Dataset listings of figures
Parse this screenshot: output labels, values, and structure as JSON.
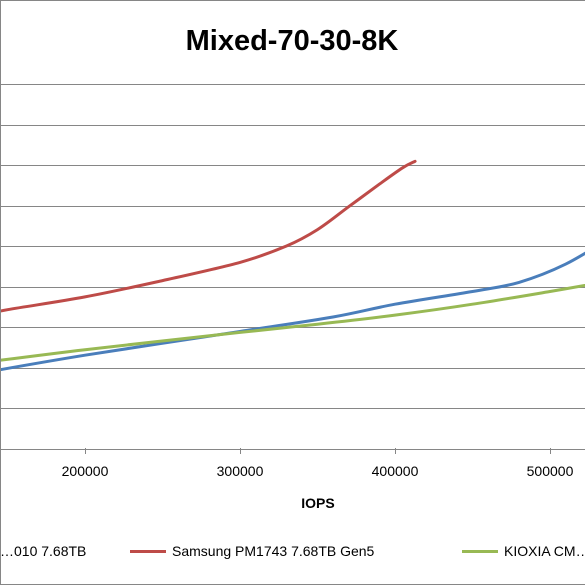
{
  "chart_data": {
    "type": "line",
    "title": "Mixed-70-30-8K",
    "xlabel": "IOPS",
    "ylabel": "",
    "x_ticks": [
      "200000",
      "300000",
      "400000",
      "500000"
    ],
    "grid": "horizontal",
    "legend_position": "bottom",
    "series": [
      {
        "name": "…010 7.68TB",
        "color": "#4a7ebb",
        "points": [
          [
            125000,
            330
          ],
          [
            200000,
            352
          ],
          [
            300000,
            378
          ],
          [
            360000,
            394
          ],
          [
            400000,
            408
          ],
          [
            450000,
            422
          ],
          [
            480000,
            432
          ],
          [
            510000,
            452
          ],
          [
            540000,
            482
          ]
        ]
      },
      {
        "name": "Samsung PM1743 7.68TB Gen5",
        "color": "#be4b48",
        "points": [
          [
            125000,
            393
          ],
          [
            150000,
            402
          ],
          [
            200000,
            416
          ],
          [
            250000,
            434
          ],
          [
            300000,
            454
          ],
          [
            330000,
            472
          ],
          [
            350000,
            490
          ],
          [
            370000,
            515
          ],
          [
            390000,
            540
          ],
          [
            405000,
            558
          ],
          [
            413000,
            565
          ]
        ]
      },
      {
        "name": "KIOXIA CM…",
        "color": "#98b954",
        "points": [
          [
            125000,
            342
          ],
          [
            200000,
            358
          ],
          [
            300000,
            377
          ],
          [
            350000,
            386
          ],
          [
            400000,
            396
          ],
          [
            450000,
            408
          ],
          [
            500000,
            422
          ],
          [
            540000,
            434
          ]
        ]
      }
    ],
    "ylim": [
      250,
      650
    ]
  }
}
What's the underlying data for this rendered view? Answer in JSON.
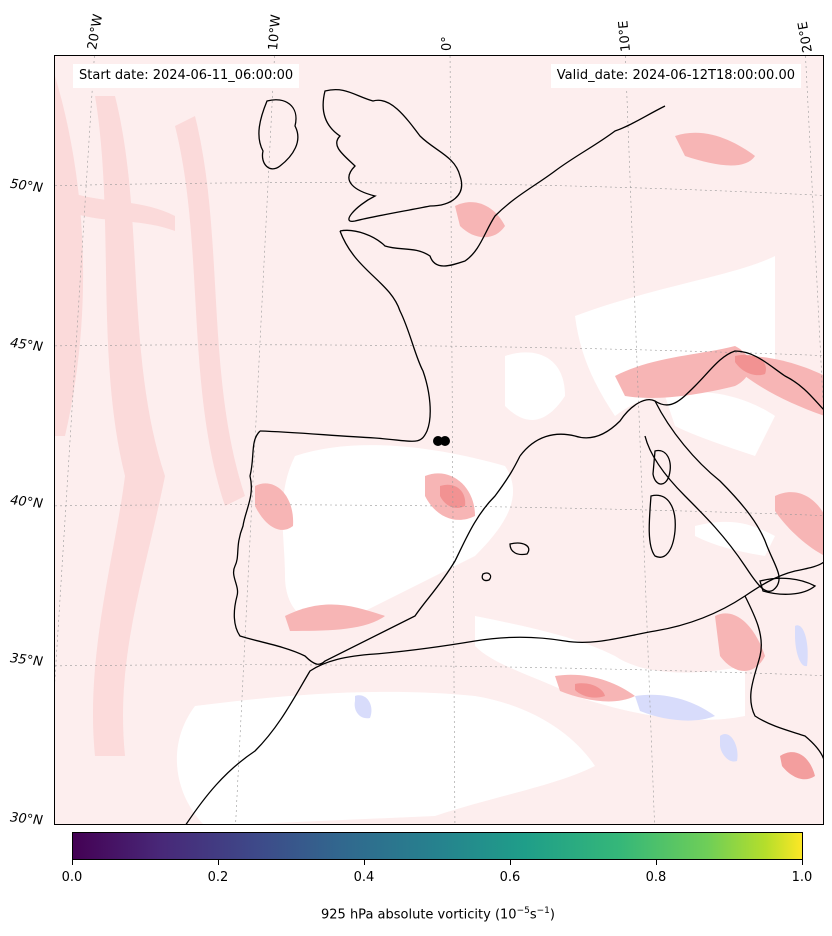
{
  "map": {
    "lon_labels": [
      "20°W",
      "10°W",
      "0°",
      "10°E",
      "20°E"
    ],
    "lat_labels": [
      "50°N",
      "45°N",
      "40°N",
      "35°N",
      "30°N"
    ],
    "start_date": "Start date: 2024-06-11_06:00:00",
    "valid_date": "Valid_date: 2024-06-12T18:00:00.00",
    "field": "925 hPa absolute vorticity",
    "colors": {
      "background_field": "#fdeeee",
      "positive": "#f8b7b7",
      "strong_positive": "#f07878",
      "negative": "#d6dcfb",
      "coastline": "#000000"
    },
    "marker": "track-point-icon"
  },
  "colorbar": {
    "ticks": [
      "0.0",
      "0.2",
      "0.4",
      "0.6",
      "0.8",
      "1.0"
    ],
    "label_prefix": "925 hPa absolute vorticity (10",
    "label_exp1": "−5",
    "label_mid": "s",
    "label_exp2": "−1",
    "label_suffix": ")",
    "colormap": "viridis"
  }
}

- **Task description**: Find the number of lines in which the word "name" occurs, and write nothing but that number.

- **Result for this task**: 3